__What is asked__. Give back the whole listing exactly as shown.

— Begin Rows —

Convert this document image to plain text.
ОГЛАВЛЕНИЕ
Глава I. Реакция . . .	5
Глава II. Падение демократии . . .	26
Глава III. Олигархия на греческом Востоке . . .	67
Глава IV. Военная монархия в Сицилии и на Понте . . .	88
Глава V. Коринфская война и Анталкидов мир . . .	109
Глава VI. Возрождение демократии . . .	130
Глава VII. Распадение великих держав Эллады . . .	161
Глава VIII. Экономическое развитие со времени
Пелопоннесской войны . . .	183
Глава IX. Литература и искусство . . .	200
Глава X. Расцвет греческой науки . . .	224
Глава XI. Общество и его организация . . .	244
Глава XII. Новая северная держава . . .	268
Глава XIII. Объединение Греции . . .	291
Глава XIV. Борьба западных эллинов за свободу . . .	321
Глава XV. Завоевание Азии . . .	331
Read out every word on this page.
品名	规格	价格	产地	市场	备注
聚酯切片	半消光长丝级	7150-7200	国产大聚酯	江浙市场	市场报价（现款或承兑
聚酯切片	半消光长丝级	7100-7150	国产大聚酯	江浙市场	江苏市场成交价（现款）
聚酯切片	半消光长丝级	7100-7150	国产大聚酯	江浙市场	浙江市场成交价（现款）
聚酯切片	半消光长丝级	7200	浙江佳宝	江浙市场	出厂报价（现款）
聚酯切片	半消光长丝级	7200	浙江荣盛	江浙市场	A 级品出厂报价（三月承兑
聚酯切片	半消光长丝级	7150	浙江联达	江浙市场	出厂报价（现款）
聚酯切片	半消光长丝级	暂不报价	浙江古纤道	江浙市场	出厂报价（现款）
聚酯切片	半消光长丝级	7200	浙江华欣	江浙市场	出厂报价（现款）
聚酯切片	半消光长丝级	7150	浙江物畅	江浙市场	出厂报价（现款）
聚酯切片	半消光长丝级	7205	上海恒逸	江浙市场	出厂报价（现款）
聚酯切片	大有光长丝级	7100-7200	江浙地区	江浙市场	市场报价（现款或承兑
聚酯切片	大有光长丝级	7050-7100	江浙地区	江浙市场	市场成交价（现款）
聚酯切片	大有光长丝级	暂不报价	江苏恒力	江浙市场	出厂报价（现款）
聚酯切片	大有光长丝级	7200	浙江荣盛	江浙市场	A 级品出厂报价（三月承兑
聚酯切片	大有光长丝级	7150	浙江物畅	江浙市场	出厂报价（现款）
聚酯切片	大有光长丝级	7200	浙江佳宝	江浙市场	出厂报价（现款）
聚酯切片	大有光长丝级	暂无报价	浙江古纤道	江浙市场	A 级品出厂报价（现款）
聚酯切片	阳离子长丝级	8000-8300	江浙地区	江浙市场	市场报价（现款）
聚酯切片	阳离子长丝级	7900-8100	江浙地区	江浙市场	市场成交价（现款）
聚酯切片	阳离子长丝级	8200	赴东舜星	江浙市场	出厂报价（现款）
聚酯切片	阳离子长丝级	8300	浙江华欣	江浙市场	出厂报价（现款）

— End Rows —

__Answer for this exercise__.
Convert this document image to plain text.
ОГЛАВЛЕНИЕ
Глава I. Реакция . . .	5
Глава II. Падение демократии . . .	26
Глава III. Олигархия на греческом Востоке . . .	67
Глава IV. Военная монархия в Сицилии и на Понте . . .	88
Глава V. Коринфская война и Анталкидов мир . . .	109
Глава VI. Возрождение демократии . . .	130
Глава VII. Распадение великих держав Эллады . . .	161
Глава VIII. Экономическое развитие со времени
Пелопоннесской войны . . .	183
Глава IX. Литература и искусство . . .	200
Глава X. Расцвет греческой науки . . .	224
Глава XI. Общество и его организация . . .	244
Глава XII. Новая северная держава . . .	268
Глава XIII. Объединение Греции . . .	291
Глава XIV. Борьба западных эллинов за свободу . . .	321
Глава XV. Завоевание Азии . . .	331
Read out every word on this page.
品名	规格	价格	产地	市场	备注
聚酯切片	半消光长丝级	7150-7200	国产大聚酯	江浙市场	市场报价（现款或承兑
聚酯切片	半消光长丝级	7100-7150	国产大聚酯	江浙市场	江苏市场成交价（现款）
聚酯切片	半消光长丝级	7100-7150	国产大聚酯	江浙市场	浙江市场成交价（现款）
聚酯切片	半消光长丝级	7200	浙江佳宝	江浙市场	出厂报价（现款）
聚酯切片	半消光长丝级	7200	浙江荣盛	江浙市场	A 级品出厂报价（三月承兑
聚酯切片	半消光长丝级	7150	浙江联达	江浙市场	出厂报价（现款）
聚酯切片	半消光长丝级	暂不报价	浙江古纤道	江浙市场	出厂报价（现款）
聚酯切片	半消光长丝级	7200	浙江华欣	江浙市场	出厂报价（现款）
聚酯切片	半消光长丝级	7150	浙江物畅	江浙市场	出厂报价（现款）
聚酯切片	半消光长丝级	7205	上海恒逸	江浙市场	出厂报价（现款）
聚酯切片	大有光长丝级	7100-7200	江浙地区	江浙市场	市场报价（现款或承兑
聚酯切片	大有光长丝级	7050-7100	江浙地区	江浙市场	市场成交价（现款）
聚酯切片	大有光长丝级	暂不报价	江苏恒力	江浙市场	出厂报价（现款）
聚酯切片	大有光长丝级	7200	浙江荣盛	江浙市场	A 级品出厂报价（三月承兑
聚酯切片	大有光长丝级	7150	浙江物畅	江浙市场	出厂报价（现款）
聚酯切片	大有光长丝级	7200	浙江佳宝	江浙市场	出厂报价（现款）
聚酯切片	大有光长丝级	暂无报价	浙江古纤道	江浙市场	A 级品出厂报价（现款）
聚酯切片	阳离子长丝级	8000-8300	江浙地区	江浙市场	市场报价（现款）
聚酯切片	阳离子长丝级	7900-8100	江浙地区	江浙市场	市场成交价（现款）
聚酯切片	阳离子长丝级	8200	赴东舜星	江浙市场	出厂报价（现款）
聚酯切片	阳离子长丝级	8300	浙江华欣	江浙市场	出厂报价（现款）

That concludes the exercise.